> Requirement
Count each line in which the word "right" appears. Reply with the total and nothing more.

(Figure content listings)
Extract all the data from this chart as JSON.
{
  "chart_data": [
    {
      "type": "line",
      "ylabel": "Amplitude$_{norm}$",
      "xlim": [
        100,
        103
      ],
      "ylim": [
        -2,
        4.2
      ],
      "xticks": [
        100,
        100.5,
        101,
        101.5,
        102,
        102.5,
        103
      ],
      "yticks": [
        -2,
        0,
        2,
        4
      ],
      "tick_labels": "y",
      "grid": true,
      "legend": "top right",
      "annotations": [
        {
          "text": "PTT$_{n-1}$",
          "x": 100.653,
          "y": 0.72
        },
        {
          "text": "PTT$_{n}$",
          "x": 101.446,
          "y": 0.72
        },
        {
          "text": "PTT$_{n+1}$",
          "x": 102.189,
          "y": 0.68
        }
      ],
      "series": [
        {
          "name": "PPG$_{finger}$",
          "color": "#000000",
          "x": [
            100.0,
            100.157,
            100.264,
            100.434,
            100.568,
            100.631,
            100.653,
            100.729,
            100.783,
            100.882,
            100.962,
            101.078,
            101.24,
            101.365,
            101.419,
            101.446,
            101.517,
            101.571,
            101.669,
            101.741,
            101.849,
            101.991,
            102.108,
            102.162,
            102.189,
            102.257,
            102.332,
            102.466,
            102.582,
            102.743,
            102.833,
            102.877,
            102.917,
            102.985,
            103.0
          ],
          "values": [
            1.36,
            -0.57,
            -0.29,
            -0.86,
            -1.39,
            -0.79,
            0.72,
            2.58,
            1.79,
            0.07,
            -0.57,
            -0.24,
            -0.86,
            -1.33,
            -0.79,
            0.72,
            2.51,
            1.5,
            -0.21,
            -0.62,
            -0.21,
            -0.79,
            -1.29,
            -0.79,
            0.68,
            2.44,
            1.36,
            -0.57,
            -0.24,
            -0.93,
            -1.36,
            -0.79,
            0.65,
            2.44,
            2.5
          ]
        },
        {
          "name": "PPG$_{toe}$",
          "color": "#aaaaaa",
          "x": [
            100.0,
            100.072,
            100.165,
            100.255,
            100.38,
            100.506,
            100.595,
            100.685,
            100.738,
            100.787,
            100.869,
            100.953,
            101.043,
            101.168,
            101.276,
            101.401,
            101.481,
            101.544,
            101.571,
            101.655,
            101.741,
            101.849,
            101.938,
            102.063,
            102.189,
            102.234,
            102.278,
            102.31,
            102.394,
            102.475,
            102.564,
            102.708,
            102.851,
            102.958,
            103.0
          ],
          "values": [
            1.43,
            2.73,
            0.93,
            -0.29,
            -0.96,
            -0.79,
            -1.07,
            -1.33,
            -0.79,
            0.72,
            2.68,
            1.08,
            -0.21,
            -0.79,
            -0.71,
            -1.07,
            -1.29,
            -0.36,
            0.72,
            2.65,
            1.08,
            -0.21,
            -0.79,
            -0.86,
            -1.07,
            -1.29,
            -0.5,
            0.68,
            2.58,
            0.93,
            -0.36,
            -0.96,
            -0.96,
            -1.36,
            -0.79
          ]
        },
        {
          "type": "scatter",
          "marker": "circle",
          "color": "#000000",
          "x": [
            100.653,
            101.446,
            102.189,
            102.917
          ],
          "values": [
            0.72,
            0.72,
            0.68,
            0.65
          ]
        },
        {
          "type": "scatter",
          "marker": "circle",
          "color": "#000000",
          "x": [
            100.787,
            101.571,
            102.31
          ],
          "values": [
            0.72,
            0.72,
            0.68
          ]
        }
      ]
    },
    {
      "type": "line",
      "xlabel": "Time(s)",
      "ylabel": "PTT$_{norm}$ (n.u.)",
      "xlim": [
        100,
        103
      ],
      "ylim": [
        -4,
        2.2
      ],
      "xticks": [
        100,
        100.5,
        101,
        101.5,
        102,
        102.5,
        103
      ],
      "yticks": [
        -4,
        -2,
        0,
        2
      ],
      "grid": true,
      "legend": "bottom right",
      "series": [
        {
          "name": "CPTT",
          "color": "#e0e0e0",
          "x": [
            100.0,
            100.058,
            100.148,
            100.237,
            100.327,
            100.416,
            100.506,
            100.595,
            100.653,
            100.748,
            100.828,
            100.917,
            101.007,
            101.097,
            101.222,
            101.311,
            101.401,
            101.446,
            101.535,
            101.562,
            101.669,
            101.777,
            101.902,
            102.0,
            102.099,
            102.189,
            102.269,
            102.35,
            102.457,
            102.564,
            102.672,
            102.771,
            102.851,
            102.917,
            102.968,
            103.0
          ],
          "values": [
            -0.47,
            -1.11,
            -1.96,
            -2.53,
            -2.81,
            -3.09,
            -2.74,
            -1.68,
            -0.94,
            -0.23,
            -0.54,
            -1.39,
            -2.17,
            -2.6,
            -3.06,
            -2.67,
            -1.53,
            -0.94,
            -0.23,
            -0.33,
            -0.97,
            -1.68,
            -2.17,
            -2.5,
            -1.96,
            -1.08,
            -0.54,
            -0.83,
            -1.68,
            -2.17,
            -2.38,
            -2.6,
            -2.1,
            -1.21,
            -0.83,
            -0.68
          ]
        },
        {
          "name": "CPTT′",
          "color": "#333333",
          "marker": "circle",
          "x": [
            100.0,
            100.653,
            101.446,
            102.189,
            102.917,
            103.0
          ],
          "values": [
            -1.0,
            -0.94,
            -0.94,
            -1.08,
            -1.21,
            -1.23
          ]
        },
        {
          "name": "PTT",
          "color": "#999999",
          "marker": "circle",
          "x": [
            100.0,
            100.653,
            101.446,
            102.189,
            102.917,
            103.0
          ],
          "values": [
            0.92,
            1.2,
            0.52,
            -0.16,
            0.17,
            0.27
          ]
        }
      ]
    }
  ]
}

> Answer to the exercise
2